▶ [EXERCISE]
In the listing below, locate the lines bearing the word "accent". Copy every one of them.

☆ ☆ ☆ ☆ ☆

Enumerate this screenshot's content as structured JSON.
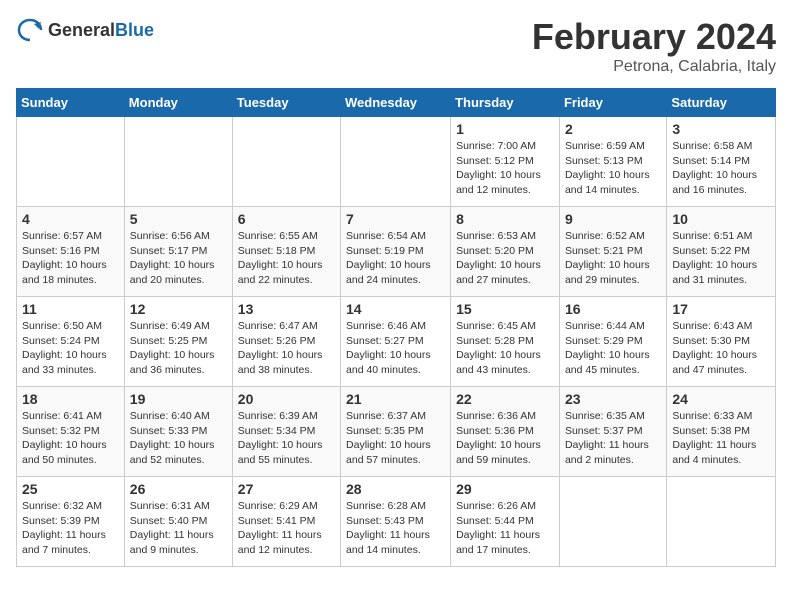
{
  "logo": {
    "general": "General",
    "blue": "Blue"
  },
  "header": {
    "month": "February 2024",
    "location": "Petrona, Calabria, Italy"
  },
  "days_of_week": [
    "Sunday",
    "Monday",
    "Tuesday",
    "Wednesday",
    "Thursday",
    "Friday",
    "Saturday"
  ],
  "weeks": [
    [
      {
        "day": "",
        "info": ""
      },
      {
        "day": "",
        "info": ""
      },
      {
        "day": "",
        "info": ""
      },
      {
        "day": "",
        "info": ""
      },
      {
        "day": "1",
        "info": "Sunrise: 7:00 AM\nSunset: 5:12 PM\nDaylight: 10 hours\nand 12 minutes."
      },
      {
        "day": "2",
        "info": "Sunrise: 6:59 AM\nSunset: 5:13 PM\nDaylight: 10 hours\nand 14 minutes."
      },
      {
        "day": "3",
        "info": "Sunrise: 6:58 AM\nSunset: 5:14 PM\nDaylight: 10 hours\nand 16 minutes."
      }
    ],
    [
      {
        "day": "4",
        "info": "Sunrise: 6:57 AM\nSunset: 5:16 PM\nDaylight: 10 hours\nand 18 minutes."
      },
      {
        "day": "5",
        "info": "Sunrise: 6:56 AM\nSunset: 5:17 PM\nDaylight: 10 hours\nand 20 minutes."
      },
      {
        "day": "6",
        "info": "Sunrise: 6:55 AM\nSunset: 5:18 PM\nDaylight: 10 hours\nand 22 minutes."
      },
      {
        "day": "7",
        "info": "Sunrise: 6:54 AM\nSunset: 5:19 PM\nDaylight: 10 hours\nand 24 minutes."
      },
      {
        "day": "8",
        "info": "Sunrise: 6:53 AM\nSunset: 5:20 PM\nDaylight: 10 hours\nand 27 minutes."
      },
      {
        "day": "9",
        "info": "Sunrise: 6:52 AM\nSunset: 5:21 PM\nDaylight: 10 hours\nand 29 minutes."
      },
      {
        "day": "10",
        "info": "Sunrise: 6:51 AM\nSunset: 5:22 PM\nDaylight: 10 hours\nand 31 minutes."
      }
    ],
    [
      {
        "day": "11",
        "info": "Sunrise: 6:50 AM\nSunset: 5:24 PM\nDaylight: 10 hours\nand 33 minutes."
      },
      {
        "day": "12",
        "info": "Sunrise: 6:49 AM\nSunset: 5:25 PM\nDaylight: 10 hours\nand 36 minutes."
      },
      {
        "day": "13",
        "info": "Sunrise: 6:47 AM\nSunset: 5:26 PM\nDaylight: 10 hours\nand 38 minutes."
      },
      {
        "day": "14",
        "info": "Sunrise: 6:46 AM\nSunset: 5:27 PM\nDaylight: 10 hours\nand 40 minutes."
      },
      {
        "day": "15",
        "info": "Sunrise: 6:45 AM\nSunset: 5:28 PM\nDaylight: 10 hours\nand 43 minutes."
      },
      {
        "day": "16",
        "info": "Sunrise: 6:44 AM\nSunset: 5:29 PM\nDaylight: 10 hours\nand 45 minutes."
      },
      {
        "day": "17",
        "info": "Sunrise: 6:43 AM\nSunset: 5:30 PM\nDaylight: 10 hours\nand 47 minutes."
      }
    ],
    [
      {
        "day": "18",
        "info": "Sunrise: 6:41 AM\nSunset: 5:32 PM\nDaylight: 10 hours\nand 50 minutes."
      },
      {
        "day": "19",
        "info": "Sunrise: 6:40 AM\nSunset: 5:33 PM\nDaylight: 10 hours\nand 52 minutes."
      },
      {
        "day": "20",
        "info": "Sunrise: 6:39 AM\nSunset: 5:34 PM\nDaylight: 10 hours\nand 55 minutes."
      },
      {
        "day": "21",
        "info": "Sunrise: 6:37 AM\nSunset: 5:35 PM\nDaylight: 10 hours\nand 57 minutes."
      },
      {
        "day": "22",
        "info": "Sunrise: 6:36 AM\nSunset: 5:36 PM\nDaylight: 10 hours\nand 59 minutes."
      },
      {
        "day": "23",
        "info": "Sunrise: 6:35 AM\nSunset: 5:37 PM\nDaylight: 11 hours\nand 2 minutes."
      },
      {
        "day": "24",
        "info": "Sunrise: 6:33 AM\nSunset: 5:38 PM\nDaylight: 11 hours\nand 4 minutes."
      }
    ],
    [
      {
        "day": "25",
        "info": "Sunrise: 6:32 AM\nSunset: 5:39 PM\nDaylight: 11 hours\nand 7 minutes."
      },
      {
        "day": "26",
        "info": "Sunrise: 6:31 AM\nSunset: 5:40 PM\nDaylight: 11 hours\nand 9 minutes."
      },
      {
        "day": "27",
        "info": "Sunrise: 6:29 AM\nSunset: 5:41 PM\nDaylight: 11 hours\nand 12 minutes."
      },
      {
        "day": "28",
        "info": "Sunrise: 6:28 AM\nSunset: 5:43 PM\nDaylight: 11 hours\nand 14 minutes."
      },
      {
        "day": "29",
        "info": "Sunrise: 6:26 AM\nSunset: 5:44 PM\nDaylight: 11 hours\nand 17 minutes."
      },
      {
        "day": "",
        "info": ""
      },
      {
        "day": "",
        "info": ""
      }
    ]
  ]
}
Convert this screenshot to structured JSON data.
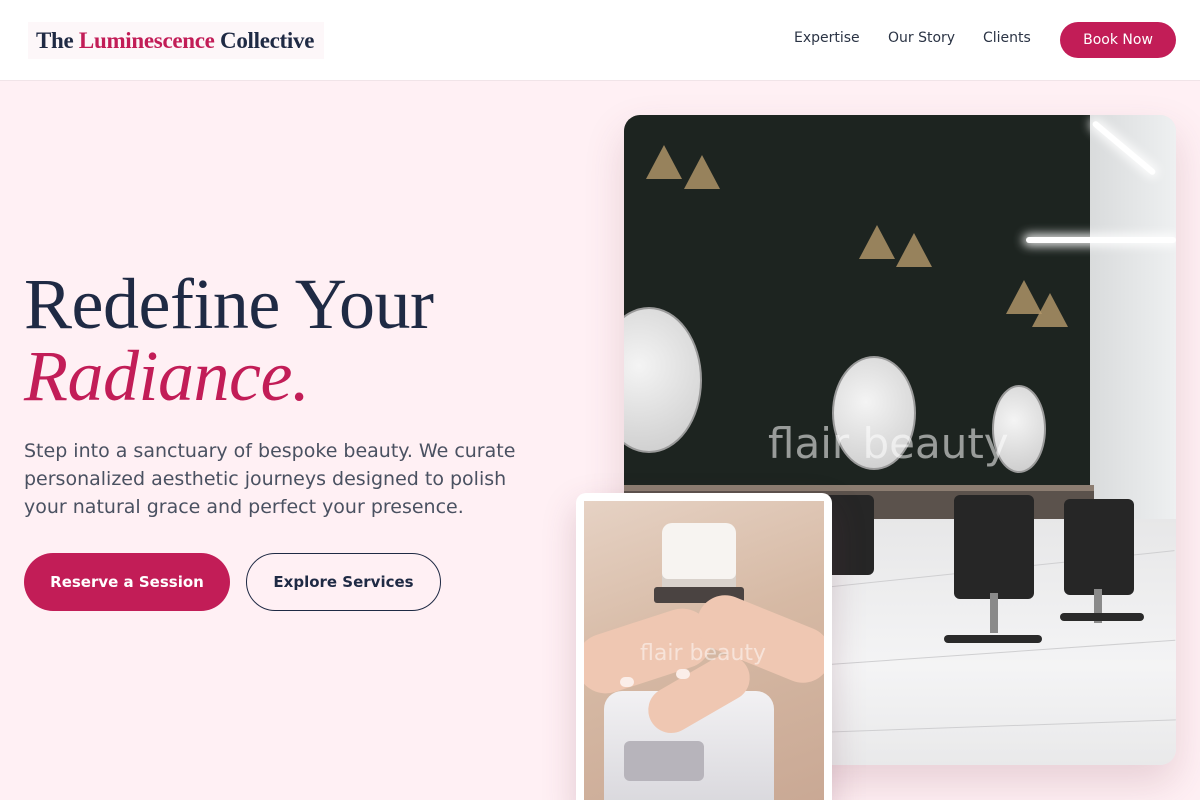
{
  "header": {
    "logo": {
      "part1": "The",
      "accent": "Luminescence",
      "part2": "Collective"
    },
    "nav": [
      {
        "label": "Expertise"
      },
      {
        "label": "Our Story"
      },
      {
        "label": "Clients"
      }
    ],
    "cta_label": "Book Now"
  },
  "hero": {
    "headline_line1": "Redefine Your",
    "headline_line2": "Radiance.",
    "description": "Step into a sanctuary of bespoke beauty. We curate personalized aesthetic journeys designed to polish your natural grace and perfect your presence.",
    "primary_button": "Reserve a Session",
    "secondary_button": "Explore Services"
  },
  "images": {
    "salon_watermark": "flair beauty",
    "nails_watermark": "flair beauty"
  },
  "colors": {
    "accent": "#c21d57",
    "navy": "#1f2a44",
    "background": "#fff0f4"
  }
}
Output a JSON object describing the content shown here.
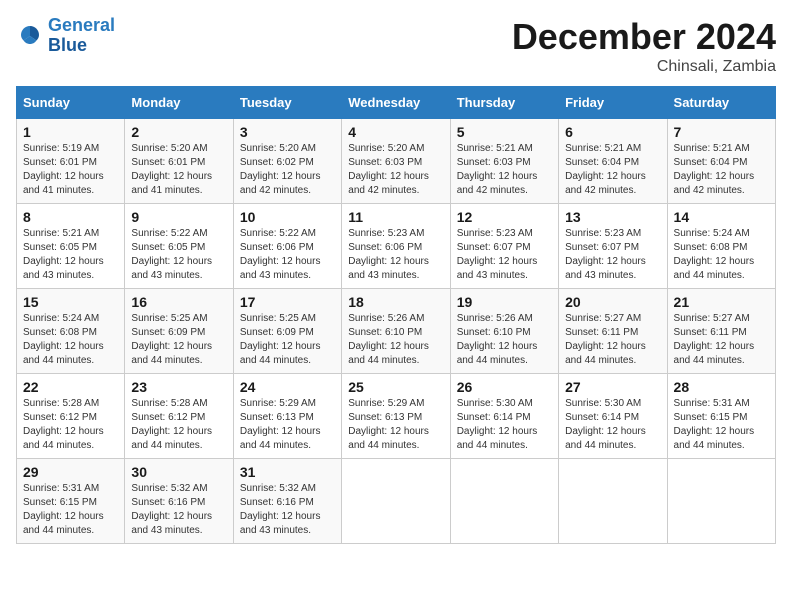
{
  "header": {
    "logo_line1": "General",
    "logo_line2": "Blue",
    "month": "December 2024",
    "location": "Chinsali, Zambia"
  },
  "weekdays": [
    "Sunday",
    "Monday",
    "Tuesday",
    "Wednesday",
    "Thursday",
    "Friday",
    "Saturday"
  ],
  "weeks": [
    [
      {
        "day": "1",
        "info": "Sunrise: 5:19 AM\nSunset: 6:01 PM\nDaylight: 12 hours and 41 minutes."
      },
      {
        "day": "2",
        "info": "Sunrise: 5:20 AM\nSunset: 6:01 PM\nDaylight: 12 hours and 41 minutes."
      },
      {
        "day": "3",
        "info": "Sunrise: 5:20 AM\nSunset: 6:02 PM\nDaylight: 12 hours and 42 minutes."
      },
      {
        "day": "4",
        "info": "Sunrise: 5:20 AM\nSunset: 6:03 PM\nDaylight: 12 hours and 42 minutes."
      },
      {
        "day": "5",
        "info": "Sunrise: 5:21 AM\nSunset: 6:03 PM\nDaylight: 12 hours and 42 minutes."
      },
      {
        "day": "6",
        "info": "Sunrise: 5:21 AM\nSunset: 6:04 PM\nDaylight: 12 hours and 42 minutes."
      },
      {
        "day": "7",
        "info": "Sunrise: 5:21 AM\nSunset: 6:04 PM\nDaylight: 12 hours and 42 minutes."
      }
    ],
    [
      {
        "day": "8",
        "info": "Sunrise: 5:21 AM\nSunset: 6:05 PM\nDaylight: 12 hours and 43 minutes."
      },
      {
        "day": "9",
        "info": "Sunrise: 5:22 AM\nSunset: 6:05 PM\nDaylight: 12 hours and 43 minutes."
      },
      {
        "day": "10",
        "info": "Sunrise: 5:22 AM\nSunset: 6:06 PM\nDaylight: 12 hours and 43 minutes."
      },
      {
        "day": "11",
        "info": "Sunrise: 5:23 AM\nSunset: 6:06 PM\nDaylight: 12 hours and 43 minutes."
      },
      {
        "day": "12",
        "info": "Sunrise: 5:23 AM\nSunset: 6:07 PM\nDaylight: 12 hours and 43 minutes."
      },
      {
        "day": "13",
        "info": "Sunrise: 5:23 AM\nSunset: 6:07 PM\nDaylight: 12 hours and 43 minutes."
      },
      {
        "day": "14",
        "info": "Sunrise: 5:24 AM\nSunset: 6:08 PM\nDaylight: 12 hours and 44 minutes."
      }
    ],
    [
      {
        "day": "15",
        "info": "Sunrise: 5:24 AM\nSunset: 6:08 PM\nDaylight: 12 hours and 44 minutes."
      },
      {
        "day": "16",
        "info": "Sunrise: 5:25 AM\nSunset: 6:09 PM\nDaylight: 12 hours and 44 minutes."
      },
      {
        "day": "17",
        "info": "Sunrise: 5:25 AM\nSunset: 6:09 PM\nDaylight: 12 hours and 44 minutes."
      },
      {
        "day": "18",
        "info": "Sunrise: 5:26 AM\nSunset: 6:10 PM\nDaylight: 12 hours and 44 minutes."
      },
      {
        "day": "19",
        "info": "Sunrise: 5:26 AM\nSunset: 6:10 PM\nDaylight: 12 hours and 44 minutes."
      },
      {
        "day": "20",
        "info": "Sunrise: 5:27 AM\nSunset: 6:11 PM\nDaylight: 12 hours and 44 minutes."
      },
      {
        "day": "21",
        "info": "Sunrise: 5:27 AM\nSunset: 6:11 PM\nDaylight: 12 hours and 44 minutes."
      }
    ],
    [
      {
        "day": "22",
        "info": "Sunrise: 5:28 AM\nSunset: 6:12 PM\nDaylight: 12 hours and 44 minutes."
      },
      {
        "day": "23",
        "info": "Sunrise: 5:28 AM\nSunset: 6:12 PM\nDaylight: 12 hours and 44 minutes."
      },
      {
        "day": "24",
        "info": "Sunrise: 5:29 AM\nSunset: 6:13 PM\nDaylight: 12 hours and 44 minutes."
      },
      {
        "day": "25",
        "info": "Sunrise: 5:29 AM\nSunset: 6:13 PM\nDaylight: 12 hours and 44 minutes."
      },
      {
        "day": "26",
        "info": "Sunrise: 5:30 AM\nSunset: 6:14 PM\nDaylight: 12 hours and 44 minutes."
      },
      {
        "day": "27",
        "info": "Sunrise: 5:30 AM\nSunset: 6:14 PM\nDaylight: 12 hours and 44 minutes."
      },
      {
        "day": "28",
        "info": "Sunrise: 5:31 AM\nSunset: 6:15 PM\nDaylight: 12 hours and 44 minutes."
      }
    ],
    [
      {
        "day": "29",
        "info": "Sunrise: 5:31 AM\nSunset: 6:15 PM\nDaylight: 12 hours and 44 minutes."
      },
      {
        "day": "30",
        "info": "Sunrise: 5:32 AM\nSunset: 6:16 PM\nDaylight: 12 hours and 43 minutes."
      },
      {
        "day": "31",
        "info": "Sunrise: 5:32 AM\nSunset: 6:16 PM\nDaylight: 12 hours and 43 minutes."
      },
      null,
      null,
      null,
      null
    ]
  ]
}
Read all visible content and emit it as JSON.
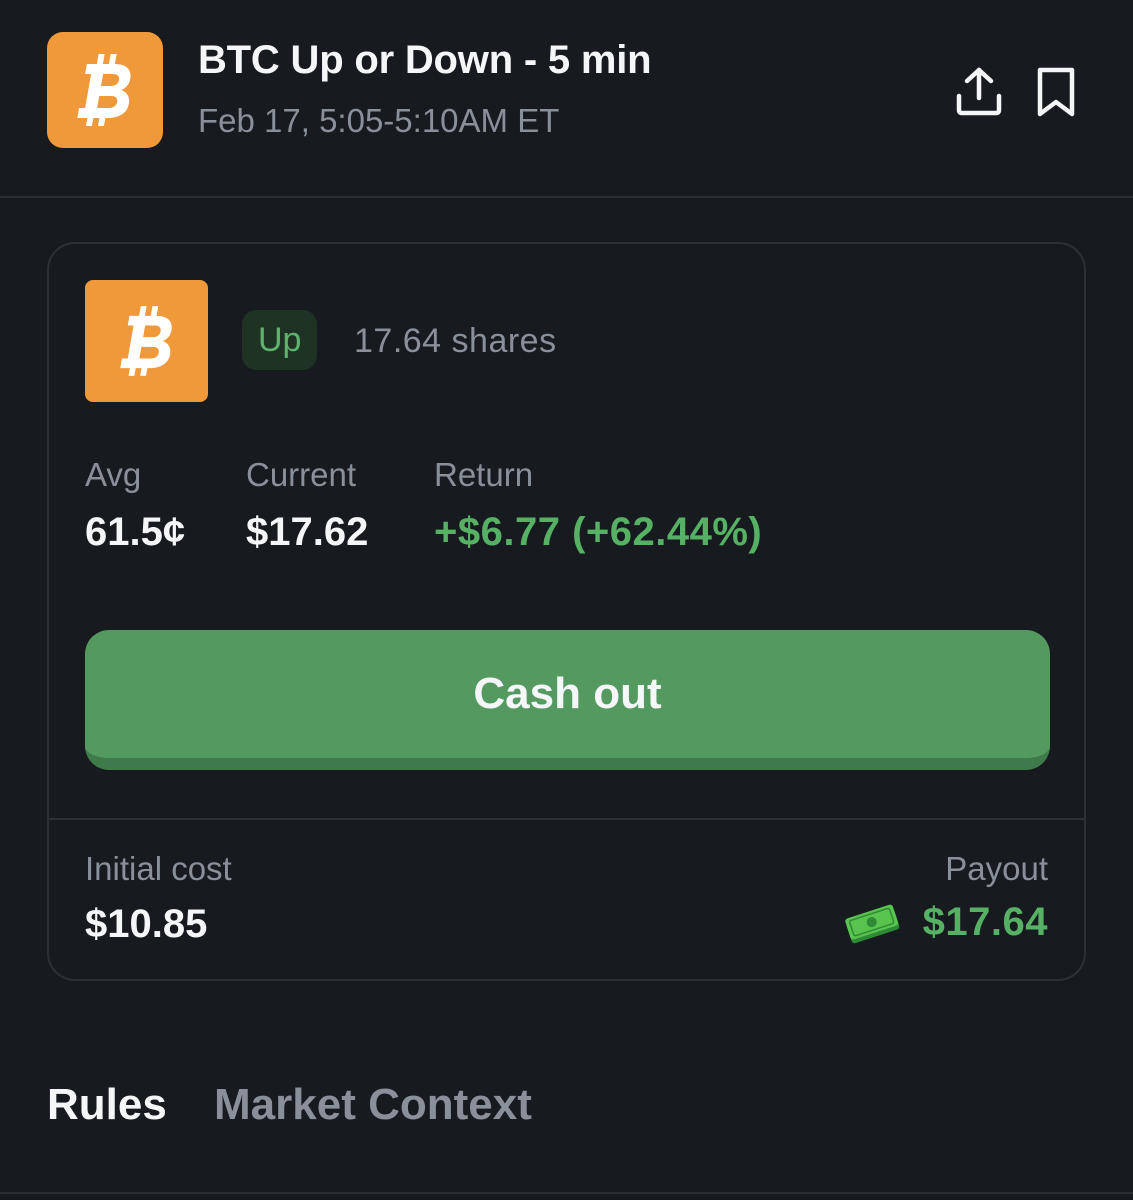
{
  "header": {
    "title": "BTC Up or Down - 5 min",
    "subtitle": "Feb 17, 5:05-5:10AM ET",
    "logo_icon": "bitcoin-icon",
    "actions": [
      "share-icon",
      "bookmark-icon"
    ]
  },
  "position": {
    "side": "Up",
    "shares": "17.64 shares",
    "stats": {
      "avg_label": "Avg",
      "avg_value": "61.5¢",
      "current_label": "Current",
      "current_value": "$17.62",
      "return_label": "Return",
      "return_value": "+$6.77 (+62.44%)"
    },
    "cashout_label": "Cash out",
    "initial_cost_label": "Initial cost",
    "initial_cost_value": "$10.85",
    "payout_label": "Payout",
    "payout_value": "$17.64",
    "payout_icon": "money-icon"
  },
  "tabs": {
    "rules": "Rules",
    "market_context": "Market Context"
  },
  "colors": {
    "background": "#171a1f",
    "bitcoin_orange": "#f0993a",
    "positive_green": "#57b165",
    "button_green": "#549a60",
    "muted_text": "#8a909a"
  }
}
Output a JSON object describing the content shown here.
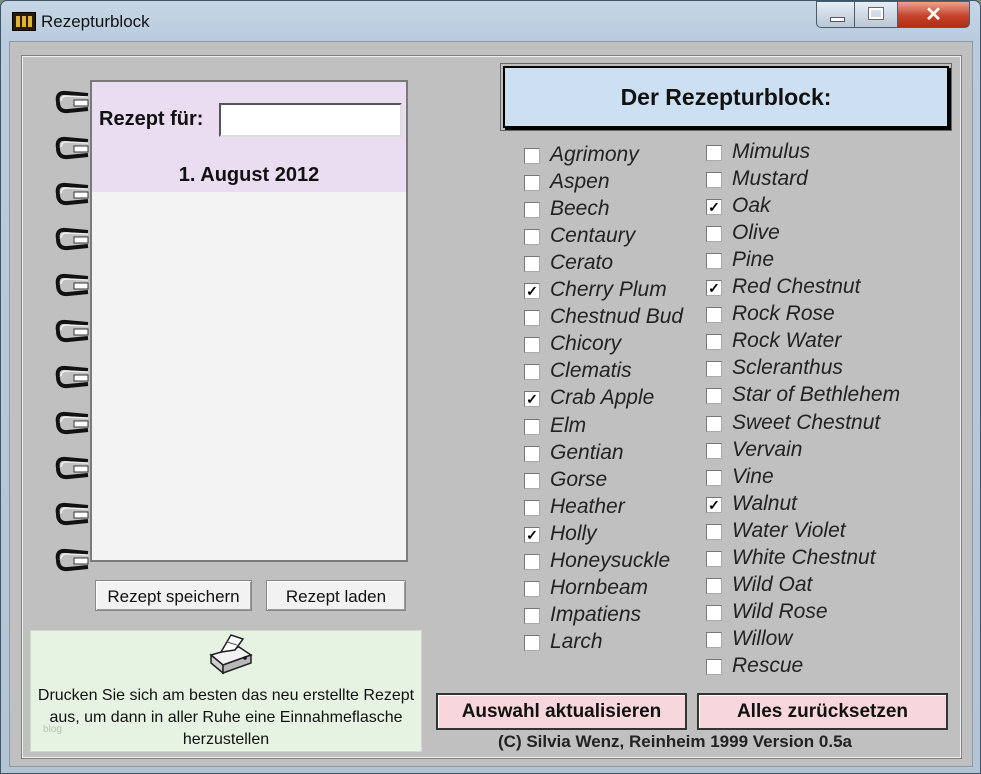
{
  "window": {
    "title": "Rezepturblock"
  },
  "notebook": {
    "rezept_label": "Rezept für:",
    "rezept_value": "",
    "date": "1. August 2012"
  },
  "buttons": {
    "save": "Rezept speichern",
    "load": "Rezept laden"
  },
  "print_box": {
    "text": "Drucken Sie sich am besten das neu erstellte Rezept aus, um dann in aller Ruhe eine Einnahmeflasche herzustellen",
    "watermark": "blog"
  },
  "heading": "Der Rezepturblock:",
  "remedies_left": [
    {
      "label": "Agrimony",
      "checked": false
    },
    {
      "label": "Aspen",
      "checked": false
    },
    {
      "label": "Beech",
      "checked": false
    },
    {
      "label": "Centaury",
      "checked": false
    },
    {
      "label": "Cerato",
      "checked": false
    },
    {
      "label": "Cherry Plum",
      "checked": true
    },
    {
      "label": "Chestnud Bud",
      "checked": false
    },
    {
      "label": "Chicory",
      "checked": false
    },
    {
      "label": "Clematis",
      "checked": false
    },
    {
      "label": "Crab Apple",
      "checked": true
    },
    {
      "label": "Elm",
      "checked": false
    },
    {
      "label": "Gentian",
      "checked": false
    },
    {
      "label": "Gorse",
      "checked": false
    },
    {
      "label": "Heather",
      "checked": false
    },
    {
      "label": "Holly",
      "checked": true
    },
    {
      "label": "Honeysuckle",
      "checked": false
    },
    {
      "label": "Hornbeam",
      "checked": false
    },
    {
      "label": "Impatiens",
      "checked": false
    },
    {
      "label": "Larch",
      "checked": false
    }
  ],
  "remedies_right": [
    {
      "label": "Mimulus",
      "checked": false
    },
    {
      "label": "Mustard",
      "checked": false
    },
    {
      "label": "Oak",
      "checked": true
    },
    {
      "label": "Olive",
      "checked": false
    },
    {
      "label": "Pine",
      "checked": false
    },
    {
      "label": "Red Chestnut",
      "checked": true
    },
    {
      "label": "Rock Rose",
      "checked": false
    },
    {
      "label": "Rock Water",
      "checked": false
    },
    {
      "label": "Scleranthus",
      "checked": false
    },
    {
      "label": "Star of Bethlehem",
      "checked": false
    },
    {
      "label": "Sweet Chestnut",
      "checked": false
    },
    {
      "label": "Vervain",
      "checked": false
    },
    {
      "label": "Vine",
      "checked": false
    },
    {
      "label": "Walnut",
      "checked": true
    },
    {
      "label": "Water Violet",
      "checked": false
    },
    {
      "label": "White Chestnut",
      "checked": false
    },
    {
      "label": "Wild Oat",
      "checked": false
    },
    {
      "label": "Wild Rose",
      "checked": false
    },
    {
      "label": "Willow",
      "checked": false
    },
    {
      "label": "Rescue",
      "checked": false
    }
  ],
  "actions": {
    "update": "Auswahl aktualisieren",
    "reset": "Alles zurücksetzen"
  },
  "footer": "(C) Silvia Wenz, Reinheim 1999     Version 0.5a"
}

☆ ☆ ☆ ☆ ☆

▶ [RESULT]
      "accent": "Luminescence",
    "accent": "#c21d57",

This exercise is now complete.